→ **PROVIDED DATA**:
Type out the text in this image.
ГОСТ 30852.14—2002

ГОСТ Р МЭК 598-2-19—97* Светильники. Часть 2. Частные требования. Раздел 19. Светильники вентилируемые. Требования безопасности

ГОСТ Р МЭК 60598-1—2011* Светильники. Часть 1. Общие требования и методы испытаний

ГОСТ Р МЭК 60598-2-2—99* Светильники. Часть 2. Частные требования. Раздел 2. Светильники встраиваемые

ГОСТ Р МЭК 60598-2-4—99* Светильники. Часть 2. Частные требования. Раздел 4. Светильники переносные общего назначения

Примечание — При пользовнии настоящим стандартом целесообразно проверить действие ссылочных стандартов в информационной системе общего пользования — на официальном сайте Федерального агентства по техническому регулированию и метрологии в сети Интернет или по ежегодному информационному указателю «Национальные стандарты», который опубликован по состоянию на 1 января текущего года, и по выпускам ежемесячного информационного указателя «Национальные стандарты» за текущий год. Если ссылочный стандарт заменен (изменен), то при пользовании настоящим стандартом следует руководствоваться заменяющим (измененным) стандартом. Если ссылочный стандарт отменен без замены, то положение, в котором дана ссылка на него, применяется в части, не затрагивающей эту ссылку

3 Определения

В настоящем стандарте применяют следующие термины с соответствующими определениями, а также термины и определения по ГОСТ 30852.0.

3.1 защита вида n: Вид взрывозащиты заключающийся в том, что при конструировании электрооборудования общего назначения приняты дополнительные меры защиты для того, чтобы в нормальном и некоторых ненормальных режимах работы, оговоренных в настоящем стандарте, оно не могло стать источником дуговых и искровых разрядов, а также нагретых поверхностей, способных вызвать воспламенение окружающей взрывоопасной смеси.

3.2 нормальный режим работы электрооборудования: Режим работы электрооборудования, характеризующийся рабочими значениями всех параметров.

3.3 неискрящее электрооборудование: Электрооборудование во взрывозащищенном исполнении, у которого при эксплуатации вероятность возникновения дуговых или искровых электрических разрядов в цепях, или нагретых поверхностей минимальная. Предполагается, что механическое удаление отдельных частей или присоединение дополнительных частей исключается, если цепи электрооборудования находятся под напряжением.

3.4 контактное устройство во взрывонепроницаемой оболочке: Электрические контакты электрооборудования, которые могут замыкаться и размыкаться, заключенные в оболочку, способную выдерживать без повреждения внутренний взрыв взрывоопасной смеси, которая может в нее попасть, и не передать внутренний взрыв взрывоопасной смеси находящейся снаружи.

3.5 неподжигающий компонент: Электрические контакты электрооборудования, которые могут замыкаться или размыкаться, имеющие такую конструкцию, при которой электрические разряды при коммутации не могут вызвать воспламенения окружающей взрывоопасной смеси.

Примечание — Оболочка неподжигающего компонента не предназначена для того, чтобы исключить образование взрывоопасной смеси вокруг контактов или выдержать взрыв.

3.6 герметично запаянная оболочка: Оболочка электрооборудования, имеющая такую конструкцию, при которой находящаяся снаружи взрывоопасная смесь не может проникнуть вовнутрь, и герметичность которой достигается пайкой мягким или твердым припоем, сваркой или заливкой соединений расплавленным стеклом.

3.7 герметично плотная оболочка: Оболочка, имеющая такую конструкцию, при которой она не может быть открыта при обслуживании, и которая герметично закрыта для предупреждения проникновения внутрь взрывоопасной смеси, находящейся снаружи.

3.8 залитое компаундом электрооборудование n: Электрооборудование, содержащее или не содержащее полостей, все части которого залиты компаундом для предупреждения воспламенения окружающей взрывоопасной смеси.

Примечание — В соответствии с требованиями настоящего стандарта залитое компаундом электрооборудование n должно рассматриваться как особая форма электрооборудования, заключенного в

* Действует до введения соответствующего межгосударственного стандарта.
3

==

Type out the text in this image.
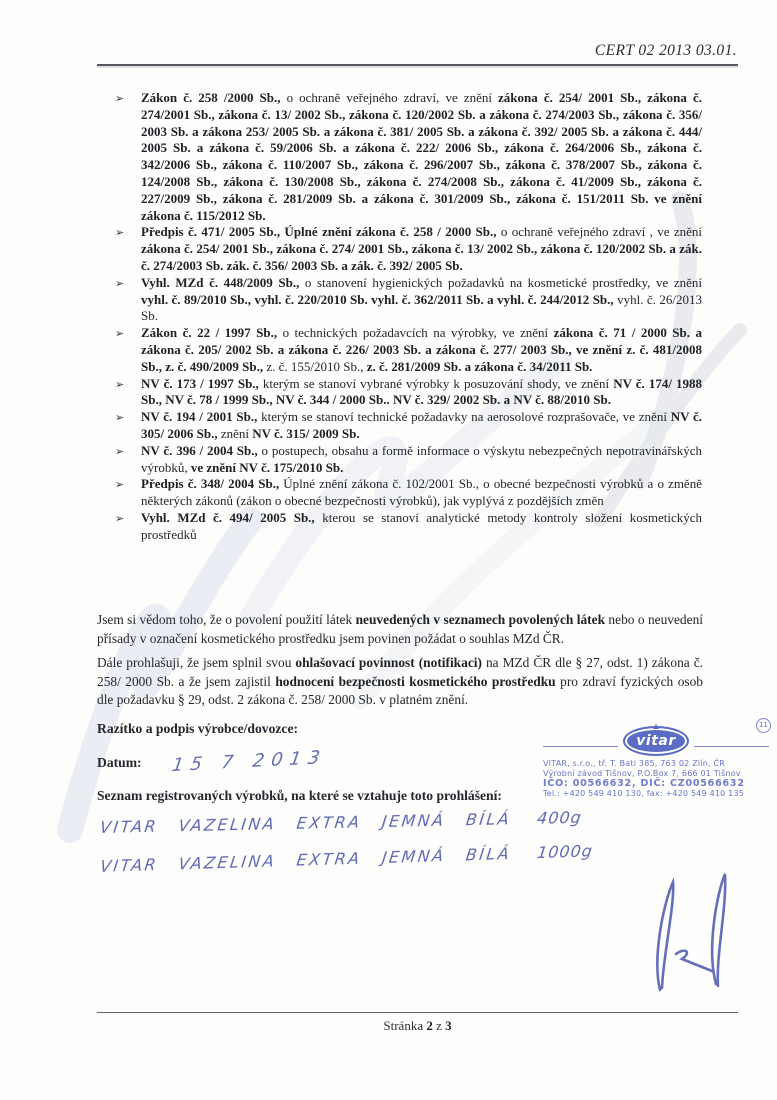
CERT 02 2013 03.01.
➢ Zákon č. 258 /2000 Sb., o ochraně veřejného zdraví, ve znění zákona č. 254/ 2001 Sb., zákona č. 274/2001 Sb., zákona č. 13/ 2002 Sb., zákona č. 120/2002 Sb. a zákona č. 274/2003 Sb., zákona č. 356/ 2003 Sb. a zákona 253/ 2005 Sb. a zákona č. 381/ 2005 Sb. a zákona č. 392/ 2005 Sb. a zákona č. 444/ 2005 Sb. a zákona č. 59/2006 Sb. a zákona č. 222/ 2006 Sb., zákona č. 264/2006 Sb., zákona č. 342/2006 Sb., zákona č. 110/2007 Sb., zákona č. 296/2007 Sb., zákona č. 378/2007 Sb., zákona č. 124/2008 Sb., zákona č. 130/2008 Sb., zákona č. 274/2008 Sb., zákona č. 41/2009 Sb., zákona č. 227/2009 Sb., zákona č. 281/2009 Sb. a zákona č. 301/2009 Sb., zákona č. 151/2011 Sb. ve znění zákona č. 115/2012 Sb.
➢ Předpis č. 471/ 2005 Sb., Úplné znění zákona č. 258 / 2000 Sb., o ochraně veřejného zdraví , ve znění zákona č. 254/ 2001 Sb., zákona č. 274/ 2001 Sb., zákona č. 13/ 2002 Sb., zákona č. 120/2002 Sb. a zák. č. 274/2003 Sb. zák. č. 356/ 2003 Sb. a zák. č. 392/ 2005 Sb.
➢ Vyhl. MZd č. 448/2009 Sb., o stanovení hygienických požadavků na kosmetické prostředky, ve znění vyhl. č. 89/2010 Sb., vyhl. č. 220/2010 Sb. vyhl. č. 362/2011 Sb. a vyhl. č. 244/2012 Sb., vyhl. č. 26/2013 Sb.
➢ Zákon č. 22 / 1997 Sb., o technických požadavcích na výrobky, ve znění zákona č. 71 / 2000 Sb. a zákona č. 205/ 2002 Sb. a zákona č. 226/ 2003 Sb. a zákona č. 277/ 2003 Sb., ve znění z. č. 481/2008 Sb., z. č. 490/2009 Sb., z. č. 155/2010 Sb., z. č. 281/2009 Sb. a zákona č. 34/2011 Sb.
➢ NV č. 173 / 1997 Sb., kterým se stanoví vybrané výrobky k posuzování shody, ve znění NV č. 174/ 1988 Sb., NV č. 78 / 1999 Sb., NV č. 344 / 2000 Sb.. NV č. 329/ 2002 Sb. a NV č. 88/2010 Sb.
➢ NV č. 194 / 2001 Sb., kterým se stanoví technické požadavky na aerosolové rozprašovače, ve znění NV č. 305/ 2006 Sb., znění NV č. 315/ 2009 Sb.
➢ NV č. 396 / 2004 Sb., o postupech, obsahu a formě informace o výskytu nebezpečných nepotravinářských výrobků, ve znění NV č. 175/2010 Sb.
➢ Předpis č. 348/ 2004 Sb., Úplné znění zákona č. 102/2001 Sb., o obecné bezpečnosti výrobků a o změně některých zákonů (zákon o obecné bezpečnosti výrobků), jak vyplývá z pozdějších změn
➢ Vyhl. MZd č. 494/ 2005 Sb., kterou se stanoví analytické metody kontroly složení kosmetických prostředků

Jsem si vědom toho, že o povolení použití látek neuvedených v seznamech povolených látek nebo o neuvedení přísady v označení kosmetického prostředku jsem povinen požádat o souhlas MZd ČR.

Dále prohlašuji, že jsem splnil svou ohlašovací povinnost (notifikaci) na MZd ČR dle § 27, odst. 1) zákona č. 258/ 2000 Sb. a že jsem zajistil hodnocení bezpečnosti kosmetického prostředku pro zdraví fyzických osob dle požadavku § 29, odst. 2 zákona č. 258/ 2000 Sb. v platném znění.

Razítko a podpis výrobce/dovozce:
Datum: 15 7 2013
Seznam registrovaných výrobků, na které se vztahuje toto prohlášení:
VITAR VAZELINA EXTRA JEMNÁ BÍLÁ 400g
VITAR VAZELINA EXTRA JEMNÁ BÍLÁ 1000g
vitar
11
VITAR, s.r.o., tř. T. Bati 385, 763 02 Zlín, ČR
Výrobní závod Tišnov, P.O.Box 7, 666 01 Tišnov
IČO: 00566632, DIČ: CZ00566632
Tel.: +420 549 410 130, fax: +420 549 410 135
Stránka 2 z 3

→ **EXERCISE GOAL**: Copy each line of the preceding data that contains the string "Часть".

→ **FINISHED TASK**:
ГОСТ Р МЭК 598-2-19—97* Светильники. Часть 2. Частные требования. Раздел 19. Светильники вентилируемые. Требования безопасности
ГОСТ Р МЭК 60598-1—2011* Светильники. Часть 1. Общие требования и методы испытаний
ГОСТ Р МЭК 60598-2-2—99* Светильники. Часть 2. Частные требования. Раздел 2. Светильники встраиваемые
ГОСТ Р МЭК 60598-2-4—99* Светильники. Часть 2. Частные требования. Раздел 4. Светильники переносные общего назначения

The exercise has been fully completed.